**What to produce**
For the records below, give the count of lines holding the word "USDindex" and nothing more.

**Supplied data**
+===+

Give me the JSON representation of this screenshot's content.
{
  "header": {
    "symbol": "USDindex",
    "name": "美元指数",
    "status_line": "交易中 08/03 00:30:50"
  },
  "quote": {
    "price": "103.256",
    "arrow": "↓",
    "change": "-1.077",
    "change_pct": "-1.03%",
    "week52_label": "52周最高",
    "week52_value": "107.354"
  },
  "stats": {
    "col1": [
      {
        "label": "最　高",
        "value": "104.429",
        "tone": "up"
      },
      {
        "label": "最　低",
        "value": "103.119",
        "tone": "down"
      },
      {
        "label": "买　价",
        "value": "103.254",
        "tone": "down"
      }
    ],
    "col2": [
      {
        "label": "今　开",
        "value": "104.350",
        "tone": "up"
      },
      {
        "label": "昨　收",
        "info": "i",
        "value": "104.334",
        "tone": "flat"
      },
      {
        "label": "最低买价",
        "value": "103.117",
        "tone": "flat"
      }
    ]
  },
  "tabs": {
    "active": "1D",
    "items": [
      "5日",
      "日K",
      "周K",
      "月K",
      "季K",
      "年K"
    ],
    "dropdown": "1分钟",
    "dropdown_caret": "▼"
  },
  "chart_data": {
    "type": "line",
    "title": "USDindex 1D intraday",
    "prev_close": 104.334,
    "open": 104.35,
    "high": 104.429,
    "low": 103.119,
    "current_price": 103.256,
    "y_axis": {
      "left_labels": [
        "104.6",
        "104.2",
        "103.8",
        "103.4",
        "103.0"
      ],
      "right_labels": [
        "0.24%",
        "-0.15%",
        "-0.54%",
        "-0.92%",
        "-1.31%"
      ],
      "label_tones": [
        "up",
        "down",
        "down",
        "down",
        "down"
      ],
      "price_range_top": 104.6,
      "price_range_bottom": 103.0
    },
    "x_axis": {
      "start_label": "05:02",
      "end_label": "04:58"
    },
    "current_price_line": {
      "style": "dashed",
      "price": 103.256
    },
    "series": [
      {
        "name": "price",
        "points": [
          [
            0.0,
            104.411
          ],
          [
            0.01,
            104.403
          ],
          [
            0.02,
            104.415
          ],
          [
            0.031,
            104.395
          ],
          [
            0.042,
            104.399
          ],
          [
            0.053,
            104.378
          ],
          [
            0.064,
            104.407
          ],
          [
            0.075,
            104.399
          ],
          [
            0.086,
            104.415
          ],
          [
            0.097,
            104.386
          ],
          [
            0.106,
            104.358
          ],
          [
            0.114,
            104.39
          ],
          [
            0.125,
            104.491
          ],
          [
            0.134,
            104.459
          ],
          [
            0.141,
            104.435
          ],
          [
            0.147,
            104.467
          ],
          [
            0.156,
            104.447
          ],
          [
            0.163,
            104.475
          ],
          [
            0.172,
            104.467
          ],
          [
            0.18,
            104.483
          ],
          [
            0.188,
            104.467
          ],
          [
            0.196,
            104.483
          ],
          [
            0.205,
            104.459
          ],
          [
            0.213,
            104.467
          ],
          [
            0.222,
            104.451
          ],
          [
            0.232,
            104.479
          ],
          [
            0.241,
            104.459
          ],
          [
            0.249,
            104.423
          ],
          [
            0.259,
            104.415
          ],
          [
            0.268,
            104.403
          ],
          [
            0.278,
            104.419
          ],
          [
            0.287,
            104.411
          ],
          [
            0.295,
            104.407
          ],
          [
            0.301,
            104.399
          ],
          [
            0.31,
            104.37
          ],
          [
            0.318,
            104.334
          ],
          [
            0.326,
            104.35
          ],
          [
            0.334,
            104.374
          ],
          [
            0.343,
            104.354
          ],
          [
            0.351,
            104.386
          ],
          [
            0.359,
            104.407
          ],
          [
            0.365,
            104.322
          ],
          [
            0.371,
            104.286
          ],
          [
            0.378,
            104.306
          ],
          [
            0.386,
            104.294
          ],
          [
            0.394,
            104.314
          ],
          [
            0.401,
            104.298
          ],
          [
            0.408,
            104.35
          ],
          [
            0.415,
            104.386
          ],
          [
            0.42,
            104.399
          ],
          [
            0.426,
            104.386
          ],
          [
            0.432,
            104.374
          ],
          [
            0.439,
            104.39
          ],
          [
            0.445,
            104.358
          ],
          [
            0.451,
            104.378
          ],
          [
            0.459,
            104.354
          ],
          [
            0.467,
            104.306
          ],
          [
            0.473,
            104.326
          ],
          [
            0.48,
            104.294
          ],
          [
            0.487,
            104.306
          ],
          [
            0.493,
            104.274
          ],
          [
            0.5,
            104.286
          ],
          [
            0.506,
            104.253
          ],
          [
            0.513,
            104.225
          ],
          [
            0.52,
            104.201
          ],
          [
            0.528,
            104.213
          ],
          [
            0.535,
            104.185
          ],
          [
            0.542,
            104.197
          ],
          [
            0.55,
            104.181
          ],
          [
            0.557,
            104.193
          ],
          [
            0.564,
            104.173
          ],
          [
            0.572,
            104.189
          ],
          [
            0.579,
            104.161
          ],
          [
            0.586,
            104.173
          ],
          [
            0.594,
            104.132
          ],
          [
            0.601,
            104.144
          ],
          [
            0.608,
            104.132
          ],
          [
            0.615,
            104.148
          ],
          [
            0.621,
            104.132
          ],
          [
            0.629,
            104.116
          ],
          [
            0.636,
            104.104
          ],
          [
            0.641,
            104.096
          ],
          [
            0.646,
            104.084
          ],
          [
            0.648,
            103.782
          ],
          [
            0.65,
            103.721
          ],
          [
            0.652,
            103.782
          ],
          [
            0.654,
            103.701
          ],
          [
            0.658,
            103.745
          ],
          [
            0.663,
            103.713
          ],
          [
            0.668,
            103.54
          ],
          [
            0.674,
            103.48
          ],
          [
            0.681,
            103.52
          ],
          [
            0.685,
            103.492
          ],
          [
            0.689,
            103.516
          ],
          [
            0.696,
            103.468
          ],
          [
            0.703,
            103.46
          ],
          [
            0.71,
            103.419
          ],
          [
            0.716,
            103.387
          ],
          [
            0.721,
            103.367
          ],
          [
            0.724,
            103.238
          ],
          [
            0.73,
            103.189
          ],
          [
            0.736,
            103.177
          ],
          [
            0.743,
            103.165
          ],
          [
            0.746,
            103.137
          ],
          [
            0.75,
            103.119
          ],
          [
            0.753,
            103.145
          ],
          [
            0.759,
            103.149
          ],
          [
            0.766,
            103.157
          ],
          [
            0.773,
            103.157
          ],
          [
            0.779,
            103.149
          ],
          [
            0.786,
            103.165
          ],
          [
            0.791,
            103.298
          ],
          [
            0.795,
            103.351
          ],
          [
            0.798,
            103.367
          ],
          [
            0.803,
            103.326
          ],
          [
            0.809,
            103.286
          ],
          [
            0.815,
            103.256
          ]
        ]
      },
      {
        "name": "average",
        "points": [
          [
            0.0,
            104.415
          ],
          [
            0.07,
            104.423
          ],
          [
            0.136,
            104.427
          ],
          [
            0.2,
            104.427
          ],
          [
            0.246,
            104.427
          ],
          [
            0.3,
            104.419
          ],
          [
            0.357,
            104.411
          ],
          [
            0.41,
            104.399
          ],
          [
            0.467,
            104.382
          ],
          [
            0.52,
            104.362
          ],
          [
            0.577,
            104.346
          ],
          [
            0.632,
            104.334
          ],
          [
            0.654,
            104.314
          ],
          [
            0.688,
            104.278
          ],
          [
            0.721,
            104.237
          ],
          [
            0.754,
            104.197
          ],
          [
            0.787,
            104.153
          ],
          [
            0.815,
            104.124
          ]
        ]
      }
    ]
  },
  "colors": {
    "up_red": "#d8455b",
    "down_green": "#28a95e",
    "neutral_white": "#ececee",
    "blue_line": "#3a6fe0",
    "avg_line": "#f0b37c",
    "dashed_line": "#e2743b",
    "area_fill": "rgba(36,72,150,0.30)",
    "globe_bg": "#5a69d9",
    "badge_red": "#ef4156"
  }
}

+===+

**Response to the task**
2